## [REQUIRED WORK]
Filter the data for lines with the word "medium", then copy every line so identified.

------ SUPPLIED DATA

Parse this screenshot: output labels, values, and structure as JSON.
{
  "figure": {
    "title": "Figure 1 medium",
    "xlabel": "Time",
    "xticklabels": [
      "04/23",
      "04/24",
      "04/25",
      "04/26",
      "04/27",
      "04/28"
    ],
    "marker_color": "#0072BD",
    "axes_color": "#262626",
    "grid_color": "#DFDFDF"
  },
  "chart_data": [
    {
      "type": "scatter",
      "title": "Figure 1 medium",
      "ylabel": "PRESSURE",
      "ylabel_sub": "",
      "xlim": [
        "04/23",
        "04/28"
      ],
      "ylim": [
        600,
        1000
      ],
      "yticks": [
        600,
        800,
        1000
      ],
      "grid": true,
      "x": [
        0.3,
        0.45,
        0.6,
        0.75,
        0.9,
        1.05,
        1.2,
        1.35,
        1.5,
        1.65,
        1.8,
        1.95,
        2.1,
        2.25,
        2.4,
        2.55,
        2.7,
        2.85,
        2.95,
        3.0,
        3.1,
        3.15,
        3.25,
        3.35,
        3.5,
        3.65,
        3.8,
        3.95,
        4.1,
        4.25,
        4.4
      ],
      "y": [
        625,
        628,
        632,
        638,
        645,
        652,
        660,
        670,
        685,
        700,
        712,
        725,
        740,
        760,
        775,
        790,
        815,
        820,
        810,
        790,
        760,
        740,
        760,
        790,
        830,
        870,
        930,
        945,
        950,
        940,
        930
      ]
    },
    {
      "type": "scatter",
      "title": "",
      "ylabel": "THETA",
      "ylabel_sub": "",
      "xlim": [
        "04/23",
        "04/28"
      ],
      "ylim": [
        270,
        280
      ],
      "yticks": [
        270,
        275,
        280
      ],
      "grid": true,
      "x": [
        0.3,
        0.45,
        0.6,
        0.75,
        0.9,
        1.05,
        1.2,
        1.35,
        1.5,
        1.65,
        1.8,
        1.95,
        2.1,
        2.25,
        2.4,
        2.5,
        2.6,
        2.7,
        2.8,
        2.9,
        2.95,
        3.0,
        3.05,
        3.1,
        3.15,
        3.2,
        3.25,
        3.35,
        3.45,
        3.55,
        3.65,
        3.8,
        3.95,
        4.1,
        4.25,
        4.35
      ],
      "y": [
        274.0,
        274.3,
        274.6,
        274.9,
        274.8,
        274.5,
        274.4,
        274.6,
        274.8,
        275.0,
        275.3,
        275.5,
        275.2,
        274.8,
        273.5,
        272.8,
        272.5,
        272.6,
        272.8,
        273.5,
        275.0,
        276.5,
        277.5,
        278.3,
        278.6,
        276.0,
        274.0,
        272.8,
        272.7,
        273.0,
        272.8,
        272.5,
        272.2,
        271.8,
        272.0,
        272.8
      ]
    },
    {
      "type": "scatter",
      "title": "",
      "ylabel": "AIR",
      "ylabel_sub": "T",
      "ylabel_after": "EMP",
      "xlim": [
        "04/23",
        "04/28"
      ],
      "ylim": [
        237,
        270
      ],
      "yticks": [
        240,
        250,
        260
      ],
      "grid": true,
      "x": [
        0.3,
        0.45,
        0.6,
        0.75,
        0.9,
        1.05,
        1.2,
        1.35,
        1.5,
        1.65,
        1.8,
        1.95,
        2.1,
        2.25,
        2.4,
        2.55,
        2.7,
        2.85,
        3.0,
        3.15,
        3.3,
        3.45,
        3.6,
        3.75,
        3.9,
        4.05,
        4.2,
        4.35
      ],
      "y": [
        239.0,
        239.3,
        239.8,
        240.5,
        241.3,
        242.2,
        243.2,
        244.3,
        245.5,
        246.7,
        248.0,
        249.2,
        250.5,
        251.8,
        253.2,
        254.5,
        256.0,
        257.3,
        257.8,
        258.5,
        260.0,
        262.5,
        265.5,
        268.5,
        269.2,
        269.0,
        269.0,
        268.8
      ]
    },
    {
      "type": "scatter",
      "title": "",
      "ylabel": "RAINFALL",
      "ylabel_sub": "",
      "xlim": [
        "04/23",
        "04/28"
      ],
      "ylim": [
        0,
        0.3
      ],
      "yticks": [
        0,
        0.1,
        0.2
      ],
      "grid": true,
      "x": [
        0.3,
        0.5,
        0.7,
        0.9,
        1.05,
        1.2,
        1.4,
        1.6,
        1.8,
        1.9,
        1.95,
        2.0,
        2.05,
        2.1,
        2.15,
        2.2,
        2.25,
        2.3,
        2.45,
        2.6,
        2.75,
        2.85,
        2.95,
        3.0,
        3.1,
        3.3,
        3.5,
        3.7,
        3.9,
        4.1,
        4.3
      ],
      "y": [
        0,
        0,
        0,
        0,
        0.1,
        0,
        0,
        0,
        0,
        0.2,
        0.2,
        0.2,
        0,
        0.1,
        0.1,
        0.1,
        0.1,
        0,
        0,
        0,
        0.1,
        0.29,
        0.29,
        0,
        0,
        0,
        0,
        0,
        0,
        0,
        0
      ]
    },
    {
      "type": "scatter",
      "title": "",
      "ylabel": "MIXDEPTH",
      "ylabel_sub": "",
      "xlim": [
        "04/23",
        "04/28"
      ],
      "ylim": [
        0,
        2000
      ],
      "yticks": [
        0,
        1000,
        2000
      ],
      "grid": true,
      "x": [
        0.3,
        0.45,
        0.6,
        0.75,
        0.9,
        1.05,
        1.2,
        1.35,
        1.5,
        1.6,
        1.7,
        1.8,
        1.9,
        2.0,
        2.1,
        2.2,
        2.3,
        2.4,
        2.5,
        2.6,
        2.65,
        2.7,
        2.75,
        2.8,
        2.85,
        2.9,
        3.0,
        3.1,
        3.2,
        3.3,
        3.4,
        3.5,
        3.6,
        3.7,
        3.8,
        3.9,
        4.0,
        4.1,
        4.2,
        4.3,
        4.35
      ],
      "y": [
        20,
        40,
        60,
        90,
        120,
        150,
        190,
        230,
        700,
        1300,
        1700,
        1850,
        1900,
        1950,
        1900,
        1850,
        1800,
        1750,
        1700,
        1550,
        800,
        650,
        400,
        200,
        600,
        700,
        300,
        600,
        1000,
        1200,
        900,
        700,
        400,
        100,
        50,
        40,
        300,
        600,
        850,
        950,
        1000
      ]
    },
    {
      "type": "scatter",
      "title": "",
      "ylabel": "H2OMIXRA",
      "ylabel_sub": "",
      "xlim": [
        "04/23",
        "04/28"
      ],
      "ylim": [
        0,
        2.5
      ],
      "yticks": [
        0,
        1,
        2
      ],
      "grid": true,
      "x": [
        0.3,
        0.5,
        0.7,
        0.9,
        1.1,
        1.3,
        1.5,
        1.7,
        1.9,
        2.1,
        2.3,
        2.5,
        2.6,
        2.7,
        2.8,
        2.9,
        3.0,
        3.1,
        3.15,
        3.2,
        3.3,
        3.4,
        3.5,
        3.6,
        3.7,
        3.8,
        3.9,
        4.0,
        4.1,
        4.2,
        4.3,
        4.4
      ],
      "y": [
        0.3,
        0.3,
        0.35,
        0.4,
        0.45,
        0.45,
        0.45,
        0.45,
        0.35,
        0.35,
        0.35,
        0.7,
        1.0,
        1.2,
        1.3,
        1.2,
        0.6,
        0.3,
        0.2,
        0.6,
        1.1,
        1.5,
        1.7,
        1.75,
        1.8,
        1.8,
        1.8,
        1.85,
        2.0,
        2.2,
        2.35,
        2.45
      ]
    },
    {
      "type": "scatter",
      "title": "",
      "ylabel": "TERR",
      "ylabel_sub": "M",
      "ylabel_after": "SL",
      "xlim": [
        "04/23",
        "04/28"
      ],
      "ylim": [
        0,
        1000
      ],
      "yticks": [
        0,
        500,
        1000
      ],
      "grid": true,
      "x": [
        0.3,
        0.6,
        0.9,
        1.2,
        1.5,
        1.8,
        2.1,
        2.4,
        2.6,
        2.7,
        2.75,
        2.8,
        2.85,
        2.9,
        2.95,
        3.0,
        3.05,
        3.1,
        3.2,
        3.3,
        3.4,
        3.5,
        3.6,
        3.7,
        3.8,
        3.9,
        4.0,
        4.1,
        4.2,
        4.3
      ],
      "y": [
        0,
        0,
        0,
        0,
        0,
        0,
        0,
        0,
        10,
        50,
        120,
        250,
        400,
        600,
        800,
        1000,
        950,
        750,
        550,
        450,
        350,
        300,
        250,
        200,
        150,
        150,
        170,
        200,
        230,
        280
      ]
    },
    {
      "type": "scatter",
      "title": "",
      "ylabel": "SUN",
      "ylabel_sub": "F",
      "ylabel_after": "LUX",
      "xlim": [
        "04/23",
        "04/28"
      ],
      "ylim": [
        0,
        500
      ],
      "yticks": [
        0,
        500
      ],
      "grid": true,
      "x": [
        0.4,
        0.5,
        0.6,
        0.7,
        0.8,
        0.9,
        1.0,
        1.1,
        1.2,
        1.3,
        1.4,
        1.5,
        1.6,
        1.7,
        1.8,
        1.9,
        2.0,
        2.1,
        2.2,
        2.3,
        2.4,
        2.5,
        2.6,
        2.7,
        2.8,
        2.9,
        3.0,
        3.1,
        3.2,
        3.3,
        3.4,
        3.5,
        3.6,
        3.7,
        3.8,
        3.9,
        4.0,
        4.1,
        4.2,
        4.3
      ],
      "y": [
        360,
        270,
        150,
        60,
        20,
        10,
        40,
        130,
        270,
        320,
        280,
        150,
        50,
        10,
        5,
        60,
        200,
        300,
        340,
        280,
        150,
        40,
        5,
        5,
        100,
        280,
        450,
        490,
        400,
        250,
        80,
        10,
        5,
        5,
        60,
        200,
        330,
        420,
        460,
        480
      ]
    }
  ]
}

------------

## [OUTPUT]
    "title": "Figure 1 medium",
      "title": "Figure 1 medium",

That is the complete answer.